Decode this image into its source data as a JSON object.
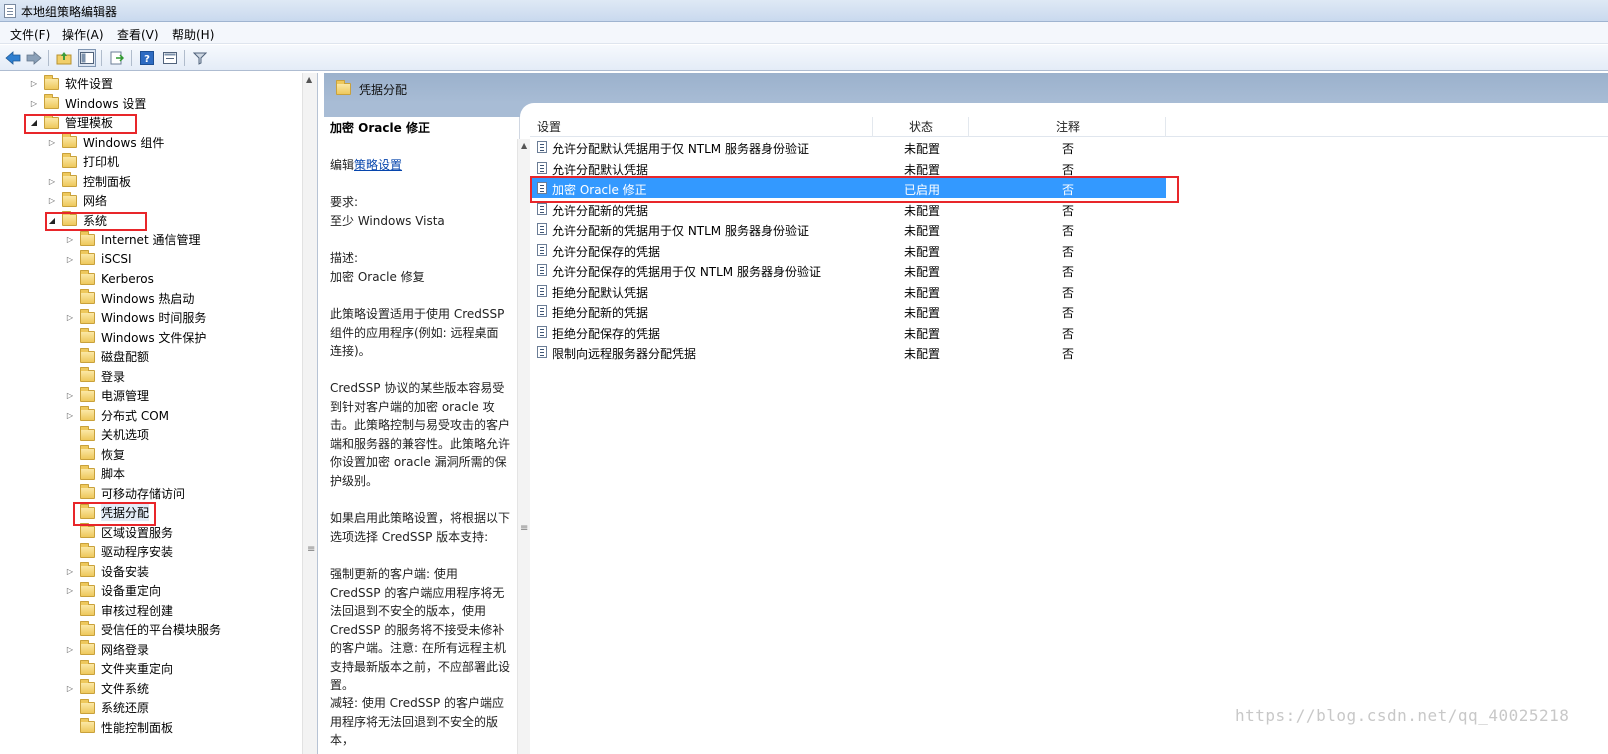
{
  "window": {
    "title": "本地组策略编辑器"
  },
  "menu": {
    "file": "文件(F)",
    "action": "操作(A)",
    "view": "查看(V)",
    "help": "帮助(H)"
  },
  "tree": {
    "items": [
      {
        "label": "软件设置",
        "arrow": "▷"
      },
      {
        "label": "Windows 设置",
        "arrow": "▷"
      },
      {
        "label": "管理模板",
        "arrow": "◢"
      },
      {
        "label": "Windows 组件",
        "arrow": "▷"
      },
      {
        "label": "打印机",
        "arrow": ""
      },
      {
        "label": "控制面板",
        "arrow": "▷"
      },
      {
        "label": "网络",
        "arrow": "▷"
      },
      {
        "label": "系统",
        "arrow": "◢"
      },
      {
        "label": "Internet 通信管理",
        "arrow": "▷"
      },
      {
        "label": "iSCSI",
        "arrow": "▷"
      },
      {
        "label": "Kerberos",
        "arrow": ""
      },
      {
        "label": "Windows 热启动",
        "arrow": ""
      },
      {
        "label": "Windows 时间服务",
        "arrow": "▷"
      },
      {
        "label": "Windows 文件保护",
        "arrow": ""
      },
      {
        "label": "磁盘配额",
        "arrow": ""
      },
      {
        "label": "登录",
        "arrow": ""
      },
      {
        "label": "电源管理",
        "arrow": "▷"
      },
      {
        "label": "分布式 COM",
        "arrow": "▷"
      },
      {
        "label": "关机选项",
        "arrow": ""
      },
      {
        "label": "恢复",
        "arrow": ""
      },
      {
        "label": "脚本",
        "arrow": ""
      },
      {
        "label": "可移动存储访问",
        "arrow": ""
      },
      {
        "label": "凭据分配",
        "arrow": ""
      },
      {
        "label": "区域设置服务",
        "arrow": ""
      },
      {
        "label": "驱动程序安装",
        "arrow": ""
      },
      {
        "label": "设备安装",
        "arrow": "▷"
      },
      {
        "label": "设备重定向",
        "arrow": "▷"
      },
      {
        "label": "审核过程创建",
        "arrow": ""
      },
      {
        "label": "受信任的平台模块服务",
        "arrow": ""
      },
      {
        "label": "网络登录",
        "arrow": "▷"
      },
      {
        "label": "文件夹重定向",
        "arrow": ""
      },
      {
        "label": "文件系统",
        "arrow": "▷"
      },
      {
        "label": "系统还原",
        "arrow": ""
      },
      {
        "label": "性能控制面板",
        "arrow": ""
      }
    ]
  },
  "content": {
    "header_title": "凭据分配",
    "description": {
      "title": "加密 Oracle 修正",
      "edit_prefix": "编辑",
      "edit_link": "策略设置",
      "requirement_label": "要求:",
      "requirement_value": "至少 Windows Vista",
      "desc_label": "描述:",
      "desc_value": "加密 Oracle 修复",
      "para1": "此策略设置适用于使用 CredSSP 组件的应用程序(例如: 远程桌面连接)。",
      "para2": "CredSSP 协议的某些版本容易受到针对客户端的加密 oracle 攻击。此策略控制与易受攻击的客户端和服务器的兼容性。此策略允许你设置加密 oracle 漏洞所需的保护级别。",
      "para3": "如果启用此策略设置，将根据以下选项选择 CredSSP 版本支持:",
      "para4": "强制更新的客户端: 使用 CredSSP 的客户端应用程序将无法回退到不安全的版本，使用 CredSSP 的服务将不接受未修补的客户端。注意: 在所有远程主机支持最新版本之前，不应部署此设置。",
      "para5": "减轻: 使用 CredSSP 的客户端应用程序将无法回退到不安全的版本，"
    },
    "columns": {
      "setting": "设置",
      "state": "状态",
      "note": "注释"
    },
    "rows": [
      {
        "name": "允许分配默认凭据用于仅 NTLM 服务器身份验证",
        "state": "未配置",
        "note": "否"
      },
      {
        "name": "允许分配默认凭据",
        "state": "未配置",
        "note": "否"
      },
      {
        "name": "加密 Oracle 修正",
        "state": "已启用",
        "note": "否"
      },
      {
        "name": "允许分配新的凭据",
        "state": "未配置",
        "note": "否"
      },
      {
        "name": "允许分配新的凭据用于仅 NTLM 服务器身份验证",
        "state": "未配置",
        "note": "否"
      },
      {
        "name": "允许分配保存的凭据",
        "state": "未配置",
        "note": "否"
      },
      {
        "name": "允许分配保存的凭据用于仅 NTLM 服务器身份验证",
        "state": "未配置",
        "note": "否"
      },
      {
        "name": "拒绝分配默认凭据",
        "state": "未配置",
        "note": "否"
      },
      {
        "name": "拒绝分配新的凭据",
        "state": "未配置",
        "note": "否"
      },
      {
        "name": "拒绝分配保存的凭据",
        "state": "未配置",
        "note": "否"
      },
      {
        "name": "限制向远程服务器分配凭据",
        "state": "未配置",
        "note": "否"
      }
    ]
  },
  "watermark": "https://blog.csdn.net/qq_40025218",
  "colors": {
    "selection": "#3399ff",
    "highlight_box": "#e8262a",
    "header_band": "#a8bcd5"
  },
  "icons": [
    "back-arrow-icon",
    "forward-arrow-icon",
    "up-folder-icon",
    "show-hide-tree-icon",
    "export-list-icon",
    "help-icon",
    "properties-icon",
    "filter-icon",
    "folder-icon",
    "policy-setting-icon"
  ]
}
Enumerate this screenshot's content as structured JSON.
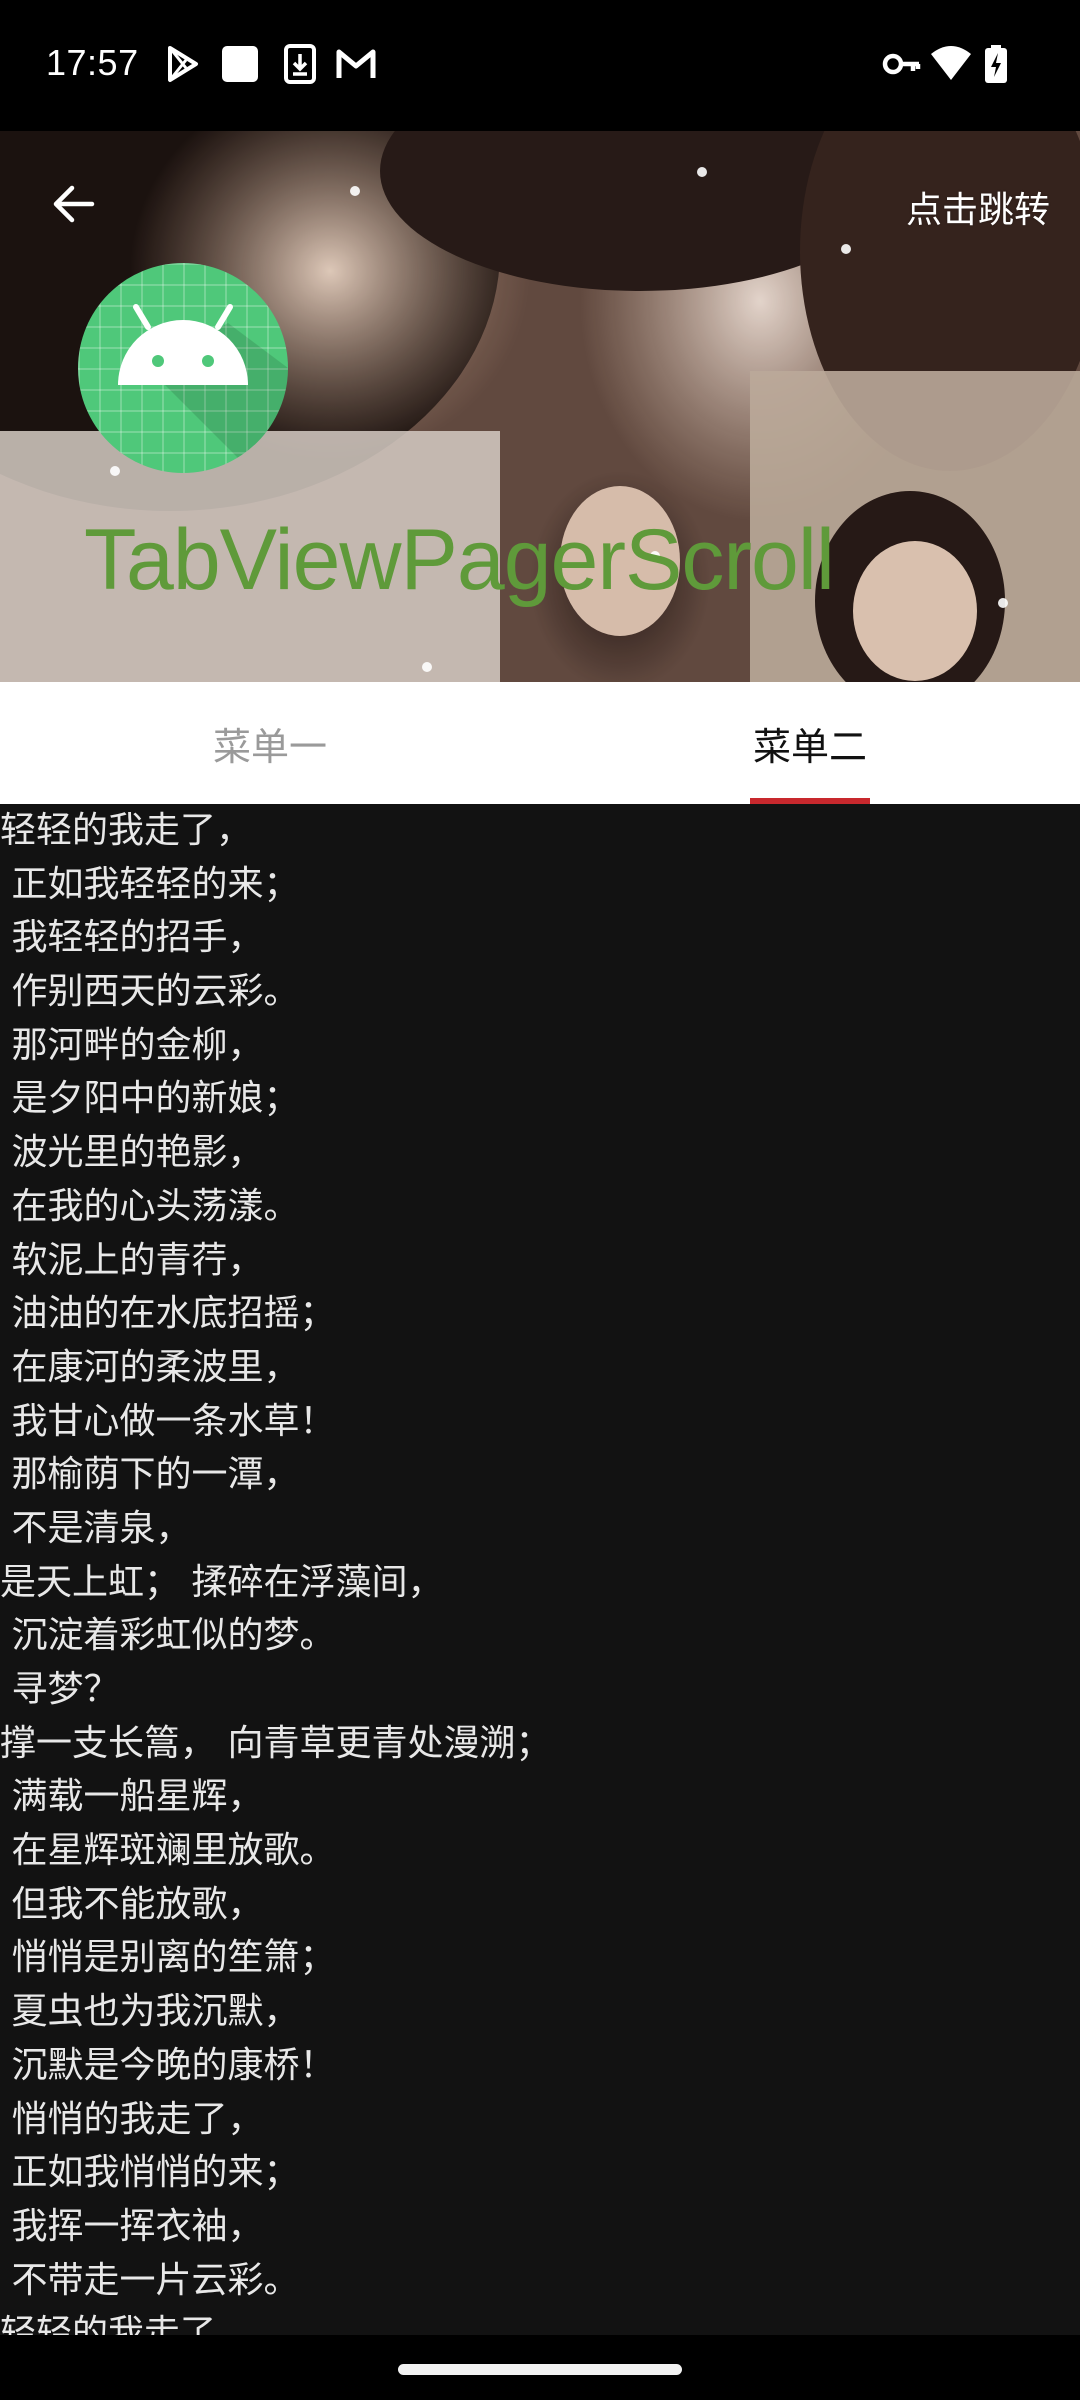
{
  "status_bar": {
    "time": "17:57"
  },
  "header": {
    "back_label": "",
    "jump_label": "点击跳转",
    "title": "TabViewPagerScroll"
  },
  "tabs": [
    {
      "label": "菜单一",
      "active": false
    },
    {
      "label": "菜单二",
      "active": true
    }
  ],
  "poem": {
    "lines": [
      "轻轻的我走了，",
      " 正如我轻轻的来；",
      " 我轻轻的招手，",
      " 作别西天的云彩。",
      " 那河畔的金柳，",
      " 是夕阳中的新娘；",
      " 波光里的艳影，",
      " 在我的心头荡漾。",
      " 软泥上的青荇，",
      " 油油的在水底招摇；",
      " 在康河的柔波里，",
      " 我甘心做一条水草！",
      " 那榆荫下的一潭，",
      " 不是清泉，",
      "是天上虹； 揉碎在浮藻间，",
      " 沉淀着彩虹似的梦。",
      " 寻梦？",
      "撑一支长篙， 向青草更青处漫溯；",
      " 满载一船星辉，",
      " 在星辉斑斓里放歌。",
      " 但我不能放歌，",
      " 悄悄是别离的笙箫；",
      " 夏虫也为我沉默，",
      " 沉默是今晚的康桥！",
      " 悄悄的我走了，",
      " 正如我悄悄的来；",
      " 我挥一挥衣袖，",
      " 不带走一片云彩。",
      "轻轻的我走了，"
    ]
  },
  "colors": {
    "tab_indicator": "#c8282d",
    "title_green": "#5f9a3a",
    "logo_green": "#4fc87a",
    "content_bg": "#121212"
  },
  "icons": {
    "back": "arrow-left-icon",
    "play_store": "play-store-icon",
    "notification": "square-icon",
    "download": "download-icon",
    "gmail": "gmail-icon",
    "vpn_key": "key-icon",
    "wifi": "wifi-icon",
    "battery": "battery-charging-icon",
    "android": "android-icon"
  }
}
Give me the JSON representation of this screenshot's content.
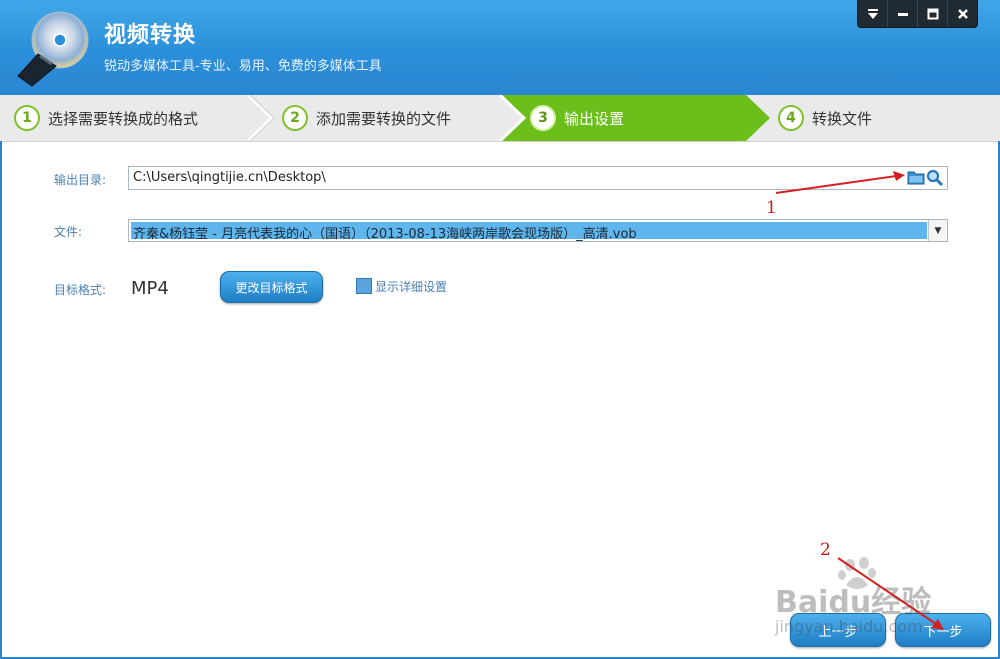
{
  "header": {
    "title": "视频转换",
    "subtitle": "锐动多媒体工具-专业、易用、免费的多媒体工具",
    "window_controls": [
      "menu-icon",
      "minimize-icon",
      "maximize-icon",
      "close-icon"
    ]
  },
  "steps": [
    {
      "num": "1",
      "label": "选择需要转换成的格式",
      "active": false
    },
    {
      "num": "2",
      "label": "添加需要转换的文件",
      "active": false
    },
    {
      "num": "3",
      "label": "输出设置",
      "active": true
    },
    {
      "num": "4",
      "label": "转换文件",
      "active": false
    }
  ],
  "form": {
    "output_dir_label": "输出目录:",
    "output_dir_value": "C:\\Users\\qingtijie.cn\\Desktop\\",
    "file_label": "文件:",
    "file_value": "齐秦&杨钰莹 - 月亮代表我的心（国语）（2013-08-13海峡两岸歌会现场版）_高清.vob",
    "target_format_label": "目标格式:",
    "target_format_value": "MP4",
    "change_format_button": "更改目标格式",
    "show_detail_checkbox": "显示详细设置"
  },
  "footer": {
    "prev_button": "上一步",
    "next_button": "下一步"
  },
  "annotations": {
    "marker_1": "1",
    "marker_2": "2"
  },
  "watermark": {
    "line1": "Baidu经验",
    "line2": "jingyan.baidu.com"
  },
  "colors": {
    "header_blue": "#2c8fd9",
    "active_step_green": "#6cbf1b",
    "annotation_red": "#c12020"
  }
}
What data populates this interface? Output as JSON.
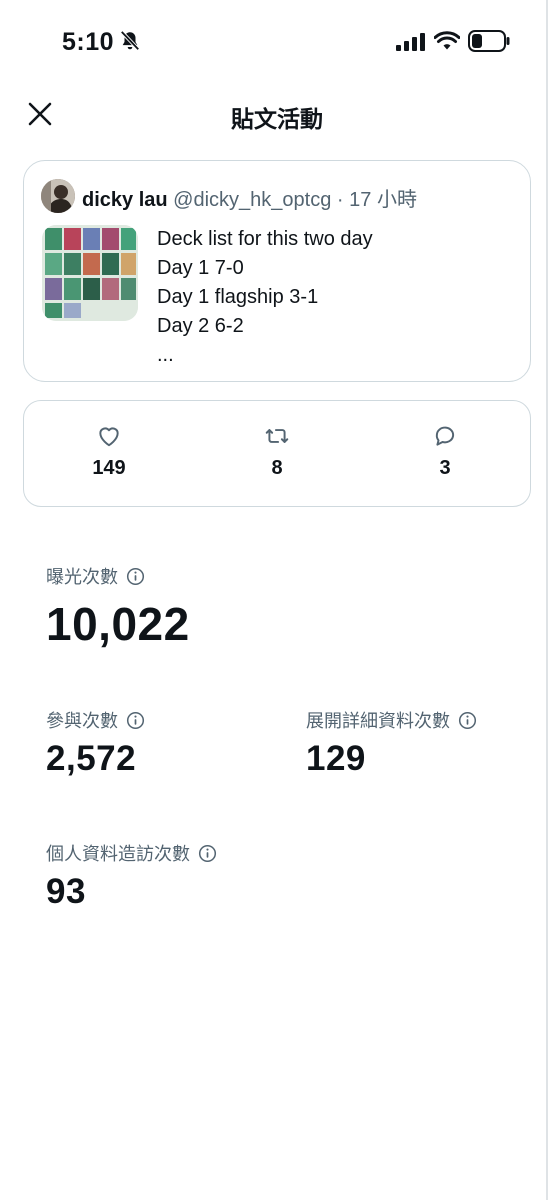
{
  "status_bar": {
    "time": "5:10"
  },
  "header": {
    "title": "貼文活動"
  },
  "post": {
    "author_name": "dicky lau",
    "author_handle": "@dicky_hk_optcg",
    "separator": "·",
    "time_ago": "17 小時",
    "text_lines": [
      "Deck list for this two day",
      "Day 1 7-0",
      "Day 1 flagship 3-1",
      "Day 2 6-2",
      "..."
    ]
  },
  "engagement": {
    "likes": "149",
    "reposts": "8",
    "replies": "3"
  },
  "metrics": {
    "impressions": {
      "label": "曝光次數",
      "value": "10,022"
    },
    "engagements": {
      "label": "參與次數",
      "value": "2,572"
    },
    "detail_expands": {
      "label": "展開詳細資料次數",
      "value": "129"
    },
    "profile_visits": {
      "label": "個人資料造訪次數",
      "value": "93"
    }
  },
  "icons": {
    "close": "close-icon",
    "like": "heart-icon",
    "repost": "repost-icon",
    "reply": "reply-icon",
    "info": "info-icon"
  },
  "colors": {
    "text": "#0f1419",
    "secondary": "#536471",
    "border": "#cfd9de"
  }
}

# # # # #

■ **SHORT PROBLEM**
Output each line of the listing above, word for word, from the one holding "What data populates" through the last line, both included; omit the pictures.

■ **SOLUTION**
What data populates this interface? Output as JSON.
{
  "status_bar": {
    "time": "5:10"
  },
  "header": {
    "title": "貼文活動"
  },
  "post": {
    "author_name": "dicky lau",
    "author_handle": "@dicky_hk_optcg",
    "separator": "·",
    "time_ago": "17 小時",
    "text_lines": [
      "Deck list for this two day",
      "Day 1 7-0",
      "Day 1 flagship 3-1",
      "Day 2 6-2",
      "..."
    ]
  },
  "engagement": {
    "likes": "149",
    "reposts": "8",
    "replies": "3"
  },
  "metrics": {
    "impressions": {
      "label": "曝光次數",
      "value": "10,022"
    },
    "engagements": {
      "label": "參與次數",
      "value": "2,572"
    },
    "detail_expands": {
      "label": "展開詳細資料次數",
      "value": "129"
    },
    "profile_visits": {
      "label": "個人資料造訪次數",
      "value": "93"
    }
  },
  "icons": {
    "close": "close-icon",
    "like": "heart-icon",
    "repost": "repost-icon",
    "reply": "reply-icon",
    "info": "info-icon"
  },
  "colors": {
    "text": "#0f1419",
    "secondary": "#536471",
    "border": "#cfd9de"
  }
}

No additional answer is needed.